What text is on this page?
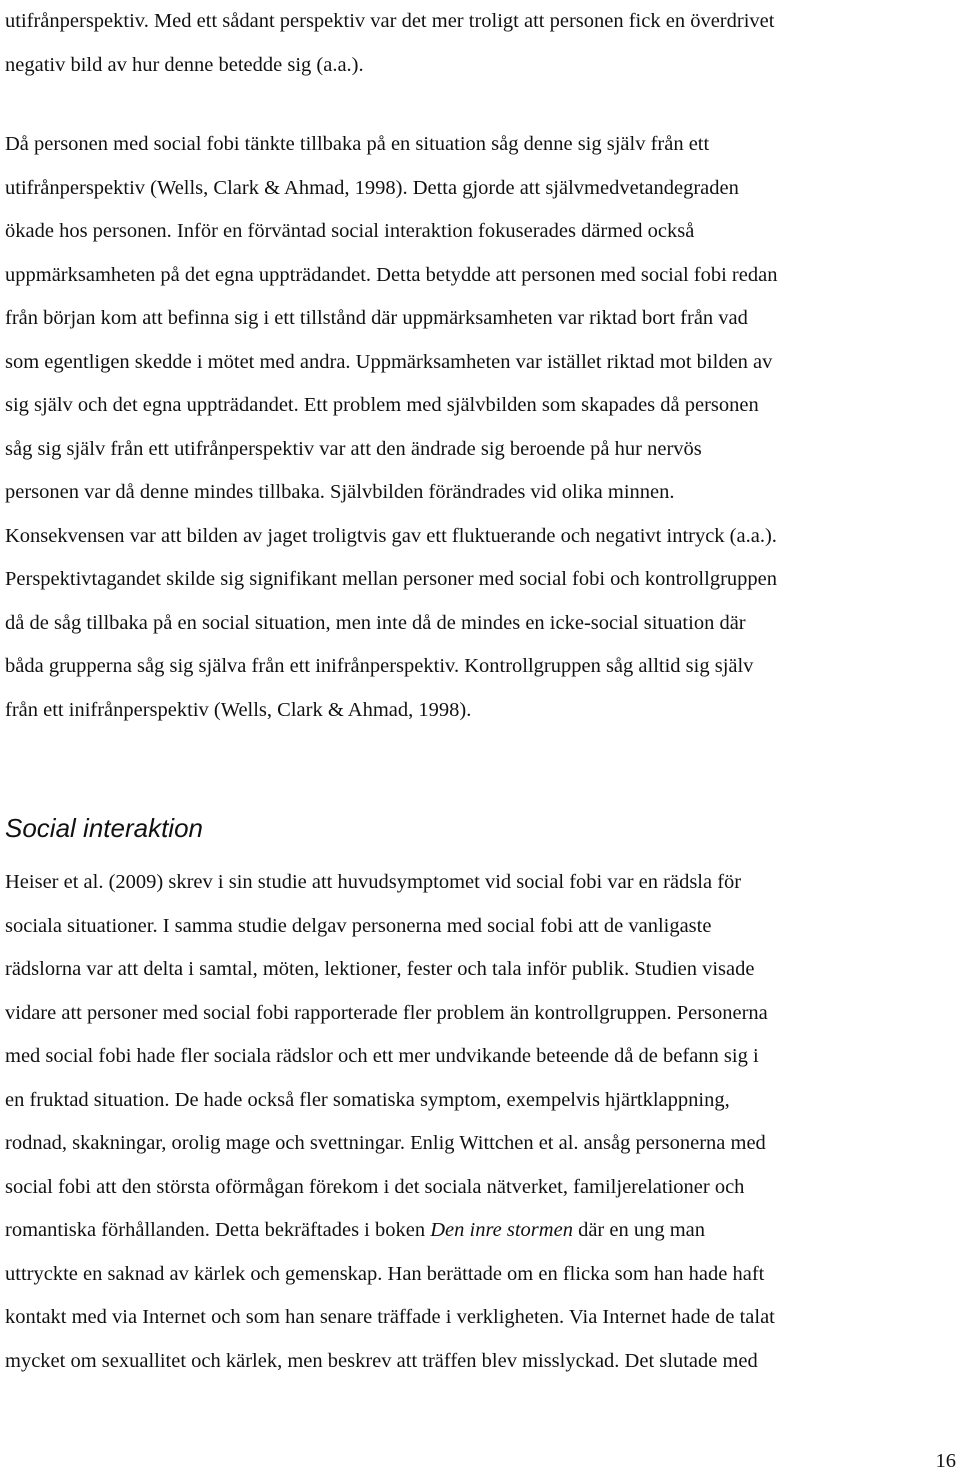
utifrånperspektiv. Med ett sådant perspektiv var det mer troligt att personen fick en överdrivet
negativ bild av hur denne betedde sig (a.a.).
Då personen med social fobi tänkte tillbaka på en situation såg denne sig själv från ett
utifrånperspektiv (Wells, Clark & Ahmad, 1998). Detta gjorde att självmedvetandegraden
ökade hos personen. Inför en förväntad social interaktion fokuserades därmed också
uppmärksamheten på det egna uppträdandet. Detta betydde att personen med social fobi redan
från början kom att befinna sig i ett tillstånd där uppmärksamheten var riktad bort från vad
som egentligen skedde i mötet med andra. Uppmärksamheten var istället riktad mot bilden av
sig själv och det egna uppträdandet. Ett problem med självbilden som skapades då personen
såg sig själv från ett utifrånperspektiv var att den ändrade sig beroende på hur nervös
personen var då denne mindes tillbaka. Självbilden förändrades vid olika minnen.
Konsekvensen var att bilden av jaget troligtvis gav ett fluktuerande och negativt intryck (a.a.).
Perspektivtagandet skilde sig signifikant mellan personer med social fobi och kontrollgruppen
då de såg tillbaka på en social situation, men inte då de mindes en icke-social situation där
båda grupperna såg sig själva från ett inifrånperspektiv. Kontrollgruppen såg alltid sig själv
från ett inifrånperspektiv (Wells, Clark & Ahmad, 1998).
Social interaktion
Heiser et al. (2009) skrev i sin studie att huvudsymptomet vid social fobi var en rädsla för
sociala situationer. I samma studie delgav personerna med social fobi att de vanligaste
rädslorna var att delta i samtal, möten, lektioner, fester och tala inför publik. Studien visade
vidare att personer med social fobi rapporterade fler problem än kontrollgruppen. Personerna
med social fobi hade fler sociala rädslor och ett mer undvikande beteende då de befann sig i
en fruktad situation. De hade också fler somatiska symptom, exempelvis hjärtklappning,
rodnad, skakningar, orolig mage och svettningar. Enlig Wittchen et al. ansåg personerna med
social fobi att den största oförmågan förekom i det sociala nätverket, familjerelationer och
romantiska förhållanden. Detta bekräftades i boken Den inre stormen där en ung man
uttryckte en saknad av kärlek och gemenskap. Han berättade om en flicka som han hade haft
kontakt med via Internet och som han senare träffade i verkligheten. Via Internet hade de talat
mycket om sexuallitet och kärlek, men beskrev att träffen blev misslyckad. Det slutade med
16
__________
> WHAT THIS TASK INVOLVES
Print out every entry above without changing a word, and leave out the pictures.

> SOLUTION TO THIS EXERCISE
What text is on this page?
utifrånperspektiv. Med ett sådant perspektiv var det mer troligt att personen fick en överdrivet
negativ bild av hur denne betedde sig (a.a.).
Då personen med social fobi tänkte tillbaka på en situation såg denne sig själv från ett
utifrånperspektiv (Wells, Clark & Ahmad, 1998). Detta gjorde att självmedvetandegraden
ökade hos personen. Inför en förväntad social interaktion fokuserades därmed också
uppmärksamheten på det egna uppträdandet. Detta betydde att personen med social fobi redan
från början kom att befinna sig i ett tillstånd där uppmärksamheten var riktad bort från vad
som egentligen skedde i mötet med andra. Uppmärksamheten var istället riktad mot bilden av
sig själv och det egna uppträdandet. Ett problem med självbilden som skapades då personen
såg sig själv från ett utifrånperspektiv var att den ändrade sig beroende på hur nervös
personen var då denne mindes tillbaka. Självbilden förändrades vid olika minnen.
Konsekvensen var att bilden av jaget troligtvis gav ett fluktuerande och negativt intryck (a.a.).
Perspektivtagandet skilde sig signifikant mellan personer med social fobi och kontrollgruppen
då de såg tillbaka på en social situation, men inte då de mindes en icke-social situation där
båda grupperna såg sig själva från ett inifrånperspektiv. Kontrollgruppen såg alltid sig själv
från ett inifrånperspektiv (Wells, Clark & Ahmad, 1998).
Social interaktion
Heiser et al. (2009) skrev i sin studie att huvudsymptomet vid social fobi var en rädsla för
sociala situationer. I samma studie delgav personerna med social fobi att de vanligaste
rädslorna var att delta i samtal, möten, lektioner, fester och tala inför publik. Studien visade
vidare att personer med social fobi rapporterade fler problem än kontrollgruppen. Personerna
med social fobi hade fler sociala rädslor och ett mer undvikande beteende då de befann sig i
en fruktad situation. De hade också fler somatiska symptom, exempelvis hjärtklappning,
rodnad, skakningar, orolig mage och svettningar. Enlig Wittchen et al. ansåg personerna med
social fobi att den största oförmågan förekom i det sociala nätverket, familjerelationer och
romantiska förhållanden. Detta bekräftades i boken Den inre stormen där en ung man
uttryckte en saknad av kärlek och gemenskap. Han berättade om en flicka som han hade haft
kontakt med via Internet och som han senare träffade i verkligheten. Via Internet hade de talat
mycket om sexuallitet och kärlek, men beskrev att träffen blev misslyckad. Det slutade med
16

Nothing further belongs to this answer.